▶ [WHAT THE TASK ASKS]: Take the line that contains "What does this" and each line after it in the material below, and transcribe them exactly, stopping at the end.

Extracted data entries:
▼
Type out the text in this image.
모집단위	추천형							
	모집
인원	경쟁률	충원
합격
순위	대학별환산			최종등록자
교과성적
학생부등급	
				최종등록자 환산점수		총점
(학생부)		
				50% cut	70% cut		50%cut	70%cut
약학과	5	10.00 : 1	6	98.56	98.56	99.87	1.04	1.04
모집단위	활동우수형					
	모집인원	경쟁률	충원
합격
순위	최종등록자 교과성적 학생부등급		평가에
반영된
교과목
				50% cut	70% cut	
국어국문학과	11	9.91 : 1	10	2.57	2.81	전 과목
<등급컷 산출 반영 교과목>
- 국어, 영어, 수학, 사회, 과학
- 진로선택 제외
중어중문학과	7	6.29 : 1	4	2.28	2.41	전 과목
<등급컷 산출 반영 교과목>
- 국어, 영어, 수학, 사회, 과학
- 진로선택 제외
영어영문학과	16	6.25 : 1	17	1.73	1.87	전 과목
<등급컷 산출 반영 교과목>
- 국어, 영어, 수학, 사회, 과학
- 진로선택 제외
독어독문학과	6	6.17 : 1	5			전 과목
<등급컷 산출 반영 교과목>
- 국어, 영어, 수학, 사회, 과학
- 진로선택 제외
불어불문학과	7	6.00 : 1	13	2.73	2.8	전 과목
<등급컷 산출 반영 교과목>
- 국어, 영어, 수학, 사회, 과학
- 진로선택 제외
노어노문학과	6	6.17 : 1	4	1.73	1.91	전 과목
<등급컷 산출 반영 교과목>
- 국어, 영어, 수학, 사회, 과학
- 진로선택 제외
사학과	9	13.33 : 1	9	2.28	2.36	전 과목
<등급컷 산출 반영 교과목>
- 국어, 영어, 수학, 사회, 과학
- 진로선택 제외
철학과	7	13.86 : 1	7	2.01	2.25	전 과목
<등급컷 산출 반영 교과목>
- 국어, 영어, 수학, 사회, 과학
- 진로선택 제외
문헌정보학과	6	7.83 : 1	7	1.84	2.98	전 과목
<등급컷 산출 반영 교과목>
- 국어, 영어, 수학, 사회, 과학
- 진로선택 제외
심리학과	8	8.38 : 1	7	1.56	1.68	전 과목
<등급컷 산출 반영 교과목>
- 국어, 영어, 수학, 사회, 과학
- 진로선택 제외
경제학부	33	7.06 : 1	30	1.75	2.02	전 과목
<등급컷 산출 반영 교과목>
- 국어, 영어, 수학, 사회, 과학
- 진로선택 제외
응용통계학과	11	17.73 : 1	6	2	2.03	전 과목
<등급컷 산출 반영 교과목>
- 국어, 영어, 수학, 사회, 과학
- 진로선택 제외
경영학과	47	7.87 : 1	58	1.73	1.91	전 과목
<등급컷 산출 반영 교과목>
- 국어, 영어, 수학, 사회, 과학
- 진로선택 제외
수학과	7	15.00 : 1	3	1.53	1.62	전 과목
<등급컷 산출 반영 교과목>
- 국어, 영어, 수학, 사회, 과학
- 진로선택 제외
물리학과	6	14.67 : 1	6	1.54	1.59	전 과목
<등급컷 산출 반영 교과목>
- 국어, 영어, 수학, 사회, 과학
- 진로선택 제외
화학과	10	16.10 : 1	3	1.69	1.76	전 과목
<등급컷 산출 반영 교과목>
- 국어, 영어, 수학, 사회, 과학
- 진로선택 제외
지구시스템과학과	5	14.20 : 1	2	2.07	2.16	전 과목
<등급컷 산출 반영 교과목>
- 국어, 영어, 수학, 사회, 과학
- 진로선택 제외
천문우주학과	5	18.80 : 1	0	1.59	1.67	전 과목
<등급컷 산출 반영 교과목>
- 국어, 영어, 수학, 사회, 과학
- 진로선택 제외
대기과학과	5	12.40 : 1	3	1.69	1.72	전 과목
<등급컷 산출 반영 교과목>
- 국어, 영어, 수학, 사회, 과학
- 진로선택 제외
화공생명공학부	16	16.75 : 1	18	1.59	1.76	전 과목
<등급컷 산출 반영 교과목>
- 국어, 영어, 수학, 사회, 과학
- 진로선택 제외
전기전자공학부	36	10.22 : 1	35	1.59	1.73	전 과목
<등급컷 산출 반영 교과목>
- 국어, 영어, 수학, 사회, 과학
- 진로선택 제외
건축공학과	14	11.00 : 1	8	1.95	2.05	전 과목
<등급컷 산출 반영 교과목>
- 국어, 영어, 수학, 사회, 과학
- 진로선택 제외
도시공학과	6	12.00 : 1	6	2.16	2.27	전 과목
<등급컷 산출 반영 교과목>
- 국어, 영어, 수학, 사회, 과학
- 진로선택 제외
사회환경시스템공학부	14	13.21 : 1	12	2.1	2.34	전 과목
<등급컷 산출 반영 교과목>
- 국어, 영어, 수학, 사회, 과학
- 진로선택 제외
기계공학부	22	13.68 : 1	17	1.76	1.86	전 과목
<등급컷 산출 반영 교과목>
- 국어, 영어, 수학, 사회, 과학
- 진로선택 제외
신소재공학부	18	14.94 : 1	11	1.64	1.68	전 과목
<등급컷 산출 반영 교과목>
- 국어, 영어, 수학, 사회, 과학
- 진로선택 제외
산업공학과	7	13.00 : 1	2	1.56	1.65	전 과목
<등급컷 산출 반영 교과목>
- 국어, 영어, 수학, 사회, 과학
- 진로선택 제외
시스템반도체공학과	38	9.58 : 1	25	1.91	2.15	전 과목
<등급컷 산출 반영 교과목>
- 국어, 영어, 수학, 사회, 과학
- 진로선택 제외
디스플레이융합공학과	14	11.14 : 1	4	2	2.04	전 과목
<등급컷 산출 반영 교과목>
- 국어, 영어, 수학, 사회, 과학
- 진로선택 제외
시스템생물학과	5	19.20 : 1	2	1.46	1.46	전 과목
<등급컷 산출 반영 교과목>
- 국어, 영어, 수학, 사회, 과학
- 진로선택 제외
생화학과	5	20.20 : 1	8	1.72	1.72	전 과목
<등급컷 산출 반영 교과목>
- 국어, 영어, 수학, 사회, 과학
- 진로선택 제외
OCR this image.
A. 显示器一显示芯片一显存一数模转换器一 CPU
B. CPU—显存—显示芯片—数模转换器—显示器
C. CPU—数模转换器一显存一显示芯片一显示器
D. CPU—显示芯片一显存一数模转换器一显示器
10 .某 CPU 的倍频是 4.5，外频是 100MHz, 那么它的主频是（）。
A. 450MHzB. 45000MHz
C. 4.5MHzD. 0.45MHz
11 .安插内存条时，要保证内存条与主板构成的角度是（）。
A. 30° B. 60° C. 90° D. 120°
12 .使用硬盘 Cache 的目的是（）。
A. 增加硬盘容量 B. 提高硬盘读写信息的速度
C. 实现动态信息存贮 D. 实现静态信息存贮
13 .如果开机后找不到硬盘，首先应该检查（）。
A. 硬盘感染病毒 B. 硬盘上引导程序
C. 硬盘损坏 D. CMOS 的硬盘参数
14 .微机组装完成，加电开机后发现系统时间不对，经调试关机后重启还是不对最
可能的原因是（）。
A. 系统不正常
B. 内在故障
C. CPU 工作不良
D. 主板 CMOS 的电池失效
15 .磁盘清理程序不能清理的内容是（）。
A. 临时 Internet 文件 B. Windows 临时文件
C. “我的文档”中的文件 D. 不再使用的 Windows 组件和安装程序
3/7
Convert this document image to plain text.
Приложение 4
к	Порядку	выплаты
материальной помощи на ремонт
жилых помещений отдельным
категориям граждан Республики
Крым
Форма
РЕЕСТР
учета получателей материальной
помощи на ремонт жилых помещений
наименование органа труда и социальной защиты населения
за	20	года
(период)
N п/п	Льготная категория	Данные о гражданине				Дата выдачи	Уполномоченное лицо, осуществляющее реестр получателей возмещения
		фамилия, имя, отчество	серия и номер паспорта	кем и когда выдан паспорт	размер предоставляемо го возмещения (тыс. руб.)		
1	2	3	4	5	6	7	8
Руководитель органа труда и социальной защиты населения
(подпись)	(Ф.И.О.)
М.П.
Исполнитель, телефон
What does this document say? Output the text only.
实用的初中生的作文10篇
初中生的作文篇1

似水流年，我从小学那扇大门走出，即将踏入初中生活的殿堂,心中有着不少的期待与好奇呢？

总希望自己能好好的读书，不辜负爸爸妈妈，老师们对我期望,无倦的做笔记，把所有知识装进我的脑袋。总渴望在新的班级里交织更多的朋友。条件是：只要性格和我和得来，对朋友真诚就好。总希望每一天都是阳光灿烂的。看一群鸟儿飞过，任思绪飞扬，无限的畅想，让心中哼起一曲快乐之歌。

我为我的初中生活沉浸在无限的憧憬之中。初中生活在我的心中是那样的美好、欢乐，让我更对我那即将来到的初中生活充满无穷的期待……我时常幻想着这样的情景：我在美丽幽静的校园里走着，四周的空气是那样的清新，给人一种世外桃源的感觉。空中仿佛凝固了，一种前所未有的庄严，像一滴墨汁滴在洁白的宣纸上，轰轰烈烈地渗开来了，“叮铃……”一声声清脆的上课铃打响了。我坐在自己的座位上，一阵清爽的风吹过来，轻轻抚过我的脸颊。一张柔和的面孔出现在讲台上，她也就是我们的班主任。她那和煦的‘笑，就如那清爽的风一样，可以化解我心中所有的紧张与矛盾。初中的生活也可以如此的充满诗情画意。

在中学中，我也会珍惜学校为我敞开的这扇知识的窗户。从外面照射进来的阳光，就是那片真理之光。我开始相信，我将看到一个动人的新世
▲
▶ [SOLUTION TO THIS EXERCISE]:
What does this document say? Output the text only.
实用的初中生的作文10篇
初中生的作文篇1

似水流年，我从小学那扇大门走出，即将踏入初中生活的殿堂,心中有着不少的期待与好奇呢？

总希望自己能好好的读书，不辜负爸爸妈妈，老师们对我期望,无倦的做笔记，把所有知识装进我的脑袋。总渴望在新的班级里交织更多的朋友。条件是：只要性格和我和得来，对朋友真诚就好。总希望每一天都是阳光灿烂的。看一群鸟儿飞过，任思绪飞扬，无限的畅想，让心中哼起一曲快乐之歌。

我为我的初中生活沉浸在无限的憧憬之中。初中生活在我的心中是那样的美好、欢乐，让我更对我那即将来到的初中生活充满无穷的期待……我时常幻想着这样的情景：我在美丽幽静的校园里走着，四周的空气是那样的清新，给人一种世外桃源的感觉。空中仿佛凝固了，一种前所未有的庄严，像一滴墨汁滴在洁白的宣纸上，轰轰烈烈地渗开来了，“叮铃……”一声声清脆的上课铃打响了。我坐在自己的座位上，一阵清爽的风吹过来，轻轻抚过我的脸颊。一张柔和的面孔出现在讲台上，她也就是我们的班主任。她那和煦的‘笑，就如那清爽的风一样，可以化解我心中所有的紧张与矛盾。初中的生活也可以如此的充满诗情画意。

在中学中，我也会珍惜学校为我敞开的这扇知识的窗户。从外面照射进来的阳光，就是那片真理之光。我开始相信，我将看到一个动人的新世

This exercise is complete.